##### INPUT FOR THIS TASK #####
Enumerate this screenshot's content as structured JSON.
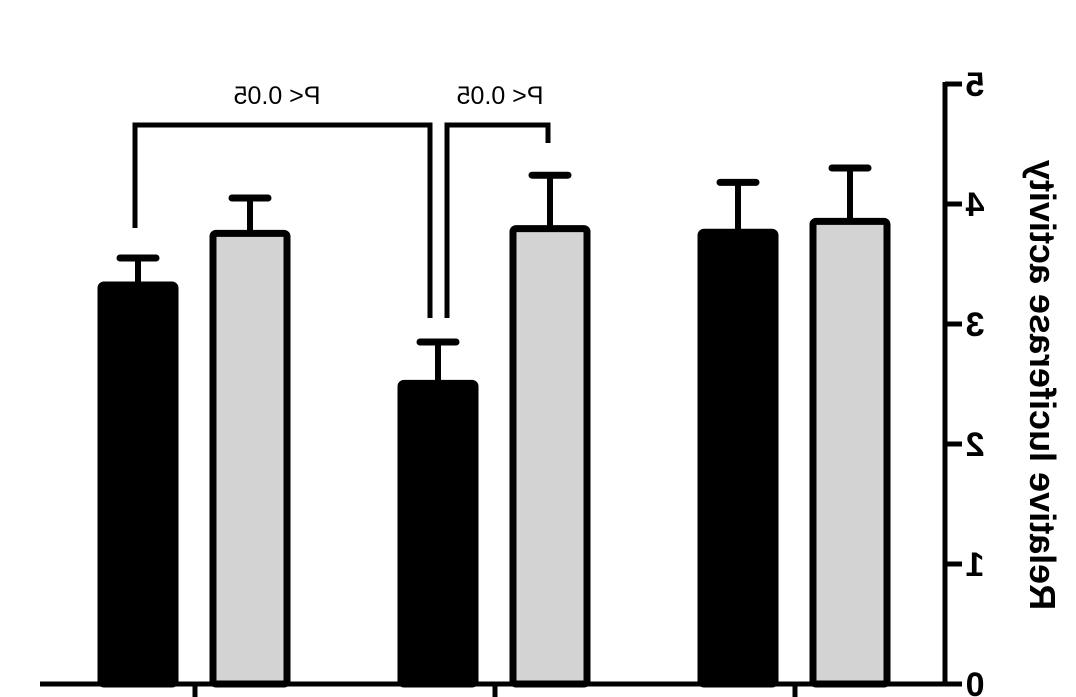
{
  "chart_data": {
    "type": "bar",
    "orientation_note_visible": "mirrored",
    "title": "",
    "xlabel": "",
    "ylabel": "Relative luciferase activity",
    "ylim": [
      0,
      5
    ],
    "yticks": [
      "0",
      "1",
      "2",
      "3",
      "4",
      "5"
    ],
    "categories": [
      "",
      "",
      ""
    ],
    "series": [
      {
        "color": "#000000",
        "values": [
          3.35,
          2.53,
          3.79
        ],
        "errors": [
          0.2,
          0.32,
          0.39
        ]
      },
      {
        "color": "#d3d3d3",
        "values": [
          3.78,
          3.82,
          3.88
        ],
        "errors": [
          0.27,
          0.42,
          0.42
        ]
      }
    ],
    "annotations": [
      {
        "text": "P< 0.05",
        "between": "group 1 black vs group 2 black"
      },
      {
        "text": "P< 0.05",
        "between": "group 2 black vs group 2 gray"
      }
    ],
    "grid": false,
    "legend": "none"
  }
}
#####
WRITTEN EXERCISE: Where a line in the material above holds "black", copy that line.

THE REPLY:
        "between": "group 1 black vs group 2 black"
        "between": "group 2 black vs group 2 gray"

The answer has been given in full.